Given request
Will you write out all the entries below exactly?

------------------------------------

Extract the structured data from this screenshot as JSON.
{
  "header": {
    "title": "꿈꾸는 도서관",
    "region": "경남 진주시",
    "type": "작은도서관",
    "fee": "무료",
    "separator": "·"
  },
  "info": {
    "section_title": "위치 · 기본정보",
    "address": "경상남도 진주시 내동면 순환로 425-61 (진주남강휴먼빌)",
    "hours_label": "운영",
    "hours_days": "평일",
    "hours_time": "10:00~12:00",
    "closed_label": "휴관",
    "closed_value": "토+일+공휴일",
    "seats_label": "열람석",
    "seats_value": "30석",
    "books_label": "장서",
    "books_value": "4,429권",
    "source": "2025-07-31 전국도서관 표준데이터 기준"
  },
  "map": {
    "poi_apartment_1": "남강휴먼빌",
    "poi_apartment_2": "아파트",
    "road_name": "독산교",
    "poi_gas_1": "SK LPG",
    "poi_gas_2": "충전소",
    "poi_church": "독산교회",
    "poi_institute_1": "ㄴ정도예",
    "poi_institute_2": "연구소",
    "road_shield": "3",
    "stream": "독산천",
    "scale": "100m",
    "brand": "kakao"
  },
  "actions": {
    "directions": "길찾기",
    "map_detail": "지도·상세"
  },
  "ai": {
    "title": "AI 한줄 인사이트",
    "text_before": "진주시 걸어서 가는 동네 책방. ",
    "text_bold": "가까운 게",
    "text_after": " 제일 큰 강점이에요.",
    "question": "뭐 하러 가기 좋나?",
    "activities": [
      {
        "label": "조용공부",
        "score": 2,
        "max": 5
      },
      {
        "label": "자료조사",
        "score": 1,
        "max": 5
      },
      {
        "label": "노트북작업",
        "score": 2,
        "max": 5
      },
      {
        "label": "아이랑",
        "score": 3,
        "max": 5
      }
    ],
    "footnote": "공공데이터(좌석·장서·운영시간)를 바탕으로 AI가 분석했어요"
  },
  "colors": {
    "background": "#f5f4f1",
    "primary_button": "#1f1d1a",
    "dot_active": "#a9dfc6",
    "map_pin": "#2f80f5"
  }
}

------------------------------------

Full output
Extract the structured data from this screenshot as JSON.
{
  "header": {
    "title": "꿈꾸는 도서관",
    "region": "경남 진주시",
    "type": "작은도서관",
    "fee": "무료",
    "separator": "·"
  },
  "info": {
    "section_title": "위치 · 기본정보",
    "address": "경상남도 진주시 내동면 순환로 425-61 (진주남강휴먼빌)",
    "hours_label": "운영",
    "hours_days": "평일",
    "hours_time": "10:00~12:00",
    "closed_label": "휴관",
    "closed_value": "토+일+공휴일",
    "seats_label": "열람석",
    "seats_value": "30석",
    "books_label": "장서",
    "books_value": "4,429권",
    "source": "2025-07-31 전국도서관 표준데이터 기준"
  },
  "map": {
    "poi_apartment_1": "남강휴먼빌",
    "poi_apartment_2": "아파트",
    "road_name": "독산교",
    "poi_gas_1": "SK LPG",
    "poi_gas_2": "충전소",
    "poi_church": "독산교회",
    "poi_institute_1": "ㄴ정도예",
    "poi_institute_2": "연구소",
    "road_shield": "3",
    "stream": "독산천",
    "scale": "100m",
    "brand": "kakao"
  },
  "actions": {
    "directions": "길찾기",
    "map_detail": "지도·상세"
  },
  "ai": {
    "title": "AI 한줄 인사이트",
    "text_before": "진주시 걸어서 가는 동네 책방. ",
    "text_bold": "가까운 게",
    "text_after": " 제일 큰 강점이에요.",
    "question": "뭐 하러 가기 좋나?",
    "activities": [
      {
        "label": "조용공부",
        "score": 2,
        "max": 5
      },
      {
        "label": "자료조사",
        "score": 1,
        "max": 5
      },
      {
        "label": "노트북작업",
        "score": 2,
        "max": 5
      },
      {
        "label": "아이랑",
        "score": 3,
        "max": 5
      }
    ],
    "footnote": "공공데이터(좌석·장서·운영시간)를 바탕으로 AI가 분석했어요"
  },
  "colors": {
    "background": "#f5f4f1",
    "primary_button": "#1f1d1a",
    "dot_active": "#a9dfc6",
    "map_pin": "#2f80f5"
  }
}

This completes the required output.